RECORDS
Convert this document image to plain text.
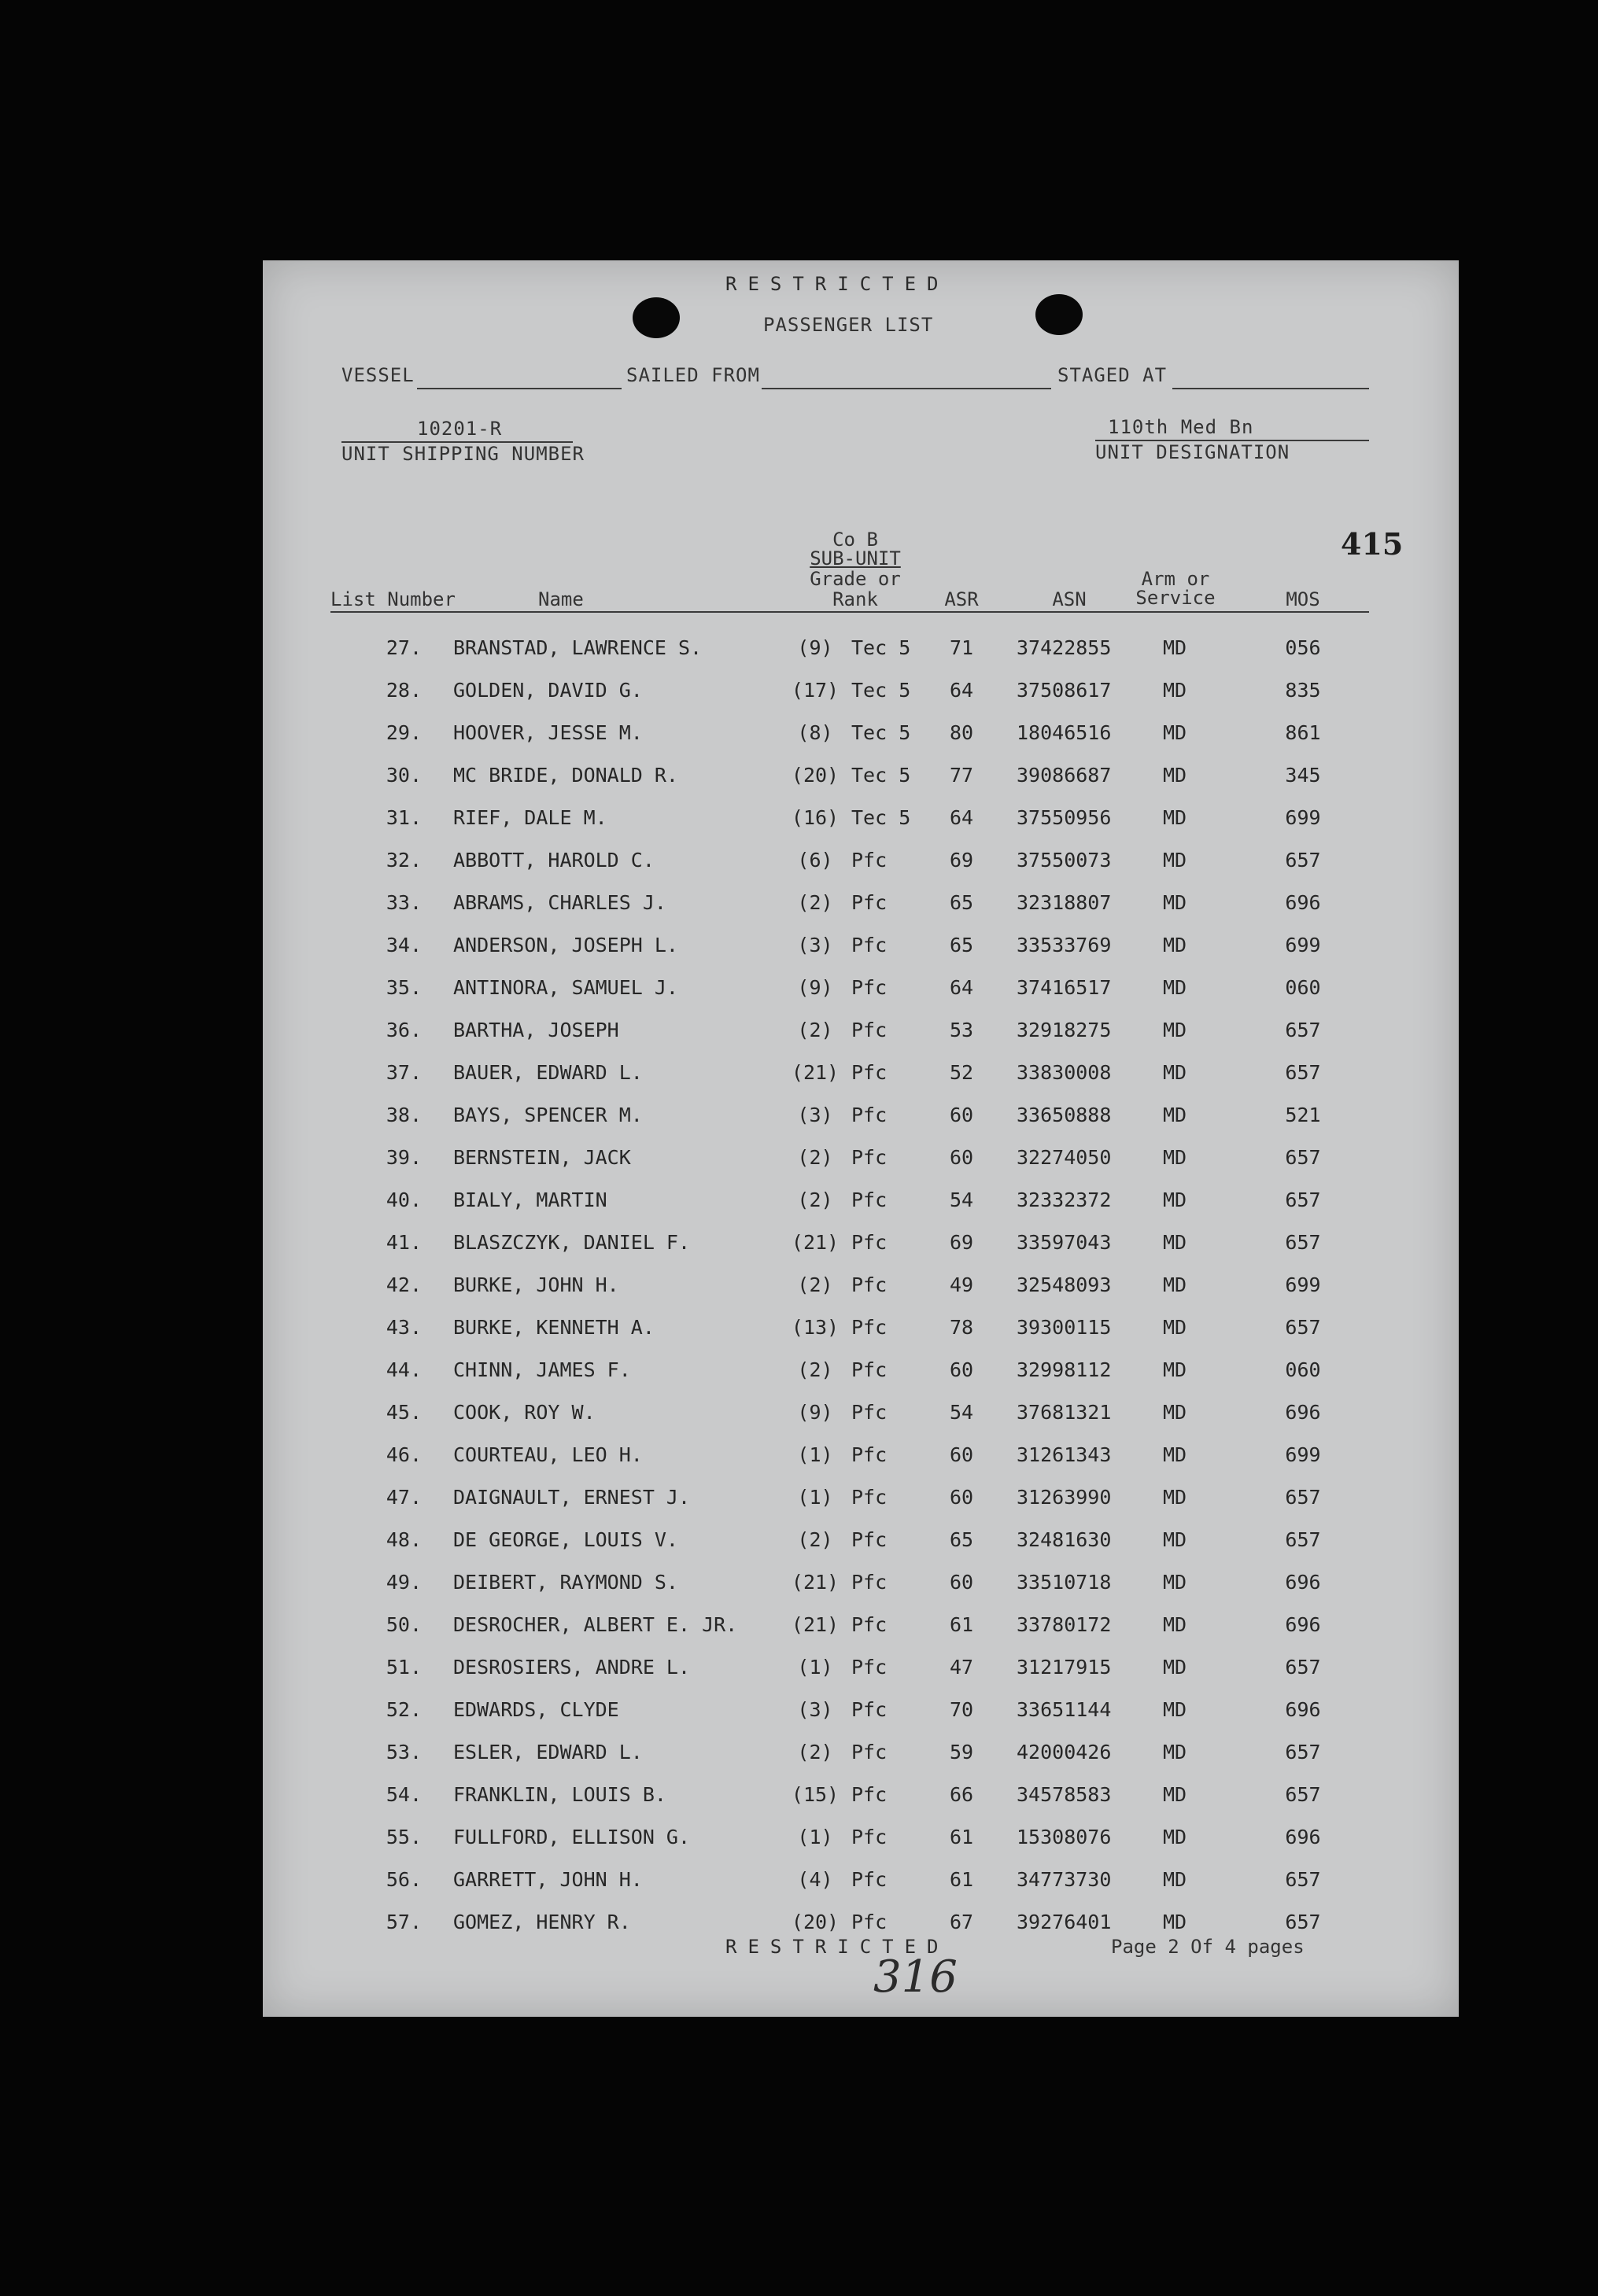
RESTRICTED
PASSENGER LIST
VESSEL	SAILED FROM	STAGED AT
10201-R
UNIT SHIPPING NUMBER
110th Med Bn
UNIT DESIGNATION
415
Co B
SUB-UNIT
Grade or
Rank
List Number	Name	ASR	ASN
Arm or
Service	MOS
27. BRANSTAD, LAWRENCE S.	(9) Tec 5	71	37422855	MD	056
28. GOLDEN, DAVID G.	(17) Tec 5	64	37508617	MD	835
29. HOOVER, JESSE M.	(8) Tec 5	80	18046516	MD	861
30. MC BRIDE, DONALD R.	(20) Tec 5	77	39086687	MD	345
31. RIEF, DALE M.	(16) Tec 5	64	37550956	MD	699
32. ABBOTT, HAROLD C.	(6) Pfc	69	37550073	MD	657
33. ABRAMS, CHARLES J.	(2) Pfc	65	32318807	MD	696
34. ANDERSON, JOSEPH L.	(3) Pfc	65	33533769	MD	699
35. ANTINORA, SAMUEL J.	(9) Pfc	64	37416517	MD	060
36. BARTHA, JOSEPH	(2) Pfc	53	32918275	MD	657
37. BAUER, EDWARD L.	(21) Pfc	52	33830008	MD	657
38. BAYS, SPENCER M.	(3) Pfc	60	33650888	MD	521
39. BERNSTEIN, JACK	(2) Pfc	60	32274050	MD	657
40. BIALY, MARTIN	(2) Pfc	54	32332372	MD	657
41. BLASZCZYK, DANIEL F.	(21) Pfc	69	33597043	MD	657
42. BURKE, JOHN H.	(2) Pfc	49	32548093	MD	699
43. BURKE, KENNETH A.	(13) Pfc	78	39300115	MD	657
44. CHINN, JAMES F.	(2) Pfc	60	32998112	MD	060
45. COOK, ROY W.	(9) Pfc	54	37681321	MD	696
46. COURTEAU, LEO H.	(1) Pfc	60	31261343	MD	699
47. DAIGNAULT, ERNEST J.	(1) Pfc	60	31263990	MD	657
48. DE GEORGE, LOUIS V.	(2) Pfc	65	32481630	MD	657
49. DEIBERT, RAYMOND S.	(21) Pfc	60	33510718	MD	696
50. DESROCHER, ALBERT E. JR.	(21) Pfc	61	33780172	MD	696
51. DESROSIERS, ANDRE L.	(1) Pfc	47	31217915	MD	657
52. EDWARDS, CLYDE	(3) Pfc	70	33651144	MD	696
53. ESLER, EDWARD L.	(2) Pfc	59	42000426	MD	657
54. FRANKLIN, LOUIS B.	(15) Pfc	66	34578583	MD	657
55. FULLFORD, ELLISON G.	(1) Pfc	61	15308076	MD	696
56. GARRETT, JOHN H.	(4) Pfc	61	34773730	MD	657
57. GOMEZ, HENRY R.	(20) Pfc	67	39276401	MD	657
RESTRICTED	Page 2 Of 4 pages
316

PROBLEM
Leave the pictures out, and transcribe each of the records exactly.

RESPONSE TO THE EXERCISE
Convert this document image to plain text.
RESTRICTED
PASSENGER LIST
VESSEL	SAILED FROM	STAGED AT
10201-R
UNIT SHIPPING NUMBER
110th Med Bn
UNIT DESIGNATION
415
Co B
SUB-UNIT
Grade or
Rank
List Number	Name	ASR	ASN
Arm or
Service	MOS
27. BRANSTAD, LAWRENCE S.	(9) Tec 5	71	37422855	MD	056
28. GOLDEN, DAVID G.	(17) Tec 5	64	37508617	MD	835
29. HOOVER, JESSE M.	(8) Tec 5	80	18046516	MD	861
30. MC BRIDE, DONALD R.	(20) Tec 5	77	39086687	MD	345
31. RIEF, DALE M.	(16) Tec 5	64	37550956	MD	699
32. ABBOTT, HAROLD C.	(6) Pfc	69	37550073	MD	657
33. ABRAMS, CHARLES J.	(2) Pfc	65	32318807	MD	696
34. ANDERSON, JOSEPH L.	(3) Pfc	65	33533769	MD	699
35. ANTINORA, SAMUEL J.	(9) Pfc	64	37416517	MD	060
36. BARTHA, JOSEPH	(2) Pfc	53	32918275	MD	657
37. BAUER, EDWARD L.	(21) Pfc	52	33830008	MD	657
38. BAYS, SPENCER M.	(3) Pfc	60	33650888	MD	521
39. BERNSTEIN, JACK	(2) Pfc	60	32274050	MD	657
40. BIALY, MARTIN	(2) Pfc	54	32332372	MD	657
41. BLASZCZYK, DANIEL F.	(21) Pfc	69	33597043	MD	657
42. BURKE, JOHN H.	(2) Pfc	49	32548093	MD	699
43. BURKE, KENNETH A.	(13) Pfc	78	39300115	MD	657
44. CHINN, JAMES F.	(2) Pfc	60	32998112	MD	060
45. COOK, ROY W.	(9) Pfc	54	37681321	MD	696
46. COURTEAU, LEO H.	(1) Pfc	60	31261343	MD	699
47. DAIGNAULT, ERNEST J.	(1) Pfc	60	31263990	MD	657
48. DE GEORGE, LOUIS V.	(2) Pfc	65	32481630	MD	657
49. DEIBERT, RAYMOND S.	(21) Pfc	60	33510718	MD	696
50. DESROCHER, ALBERT E. JR.	(21) Pfc	61	33780172	MD	696
51. DESROSIERS, ANDRE L.	(1) Pfc	47	31217915	MD	657
52. EDWARDS, CLYDE	(3) Pfc	70	33651144	MD	696
53. ESLER, EDWARD L.	(2) Pfc	59	42000426	MD	657
54. FRANKLIN, LOUIS B.	(15) Pfc	66	34578583	MD	657
55. FULLFORD, ELLISON G.	(1) Pfc	61	15308076	MD	696
56. GARRETT, JOHN H.	(4) Pfc	61	34773730	MD	657
57. GOMEZ, HENRY R.	(20) Pfc	67	39276401	MD	657
RESTRICTED	Page 2 Of 4 pages
316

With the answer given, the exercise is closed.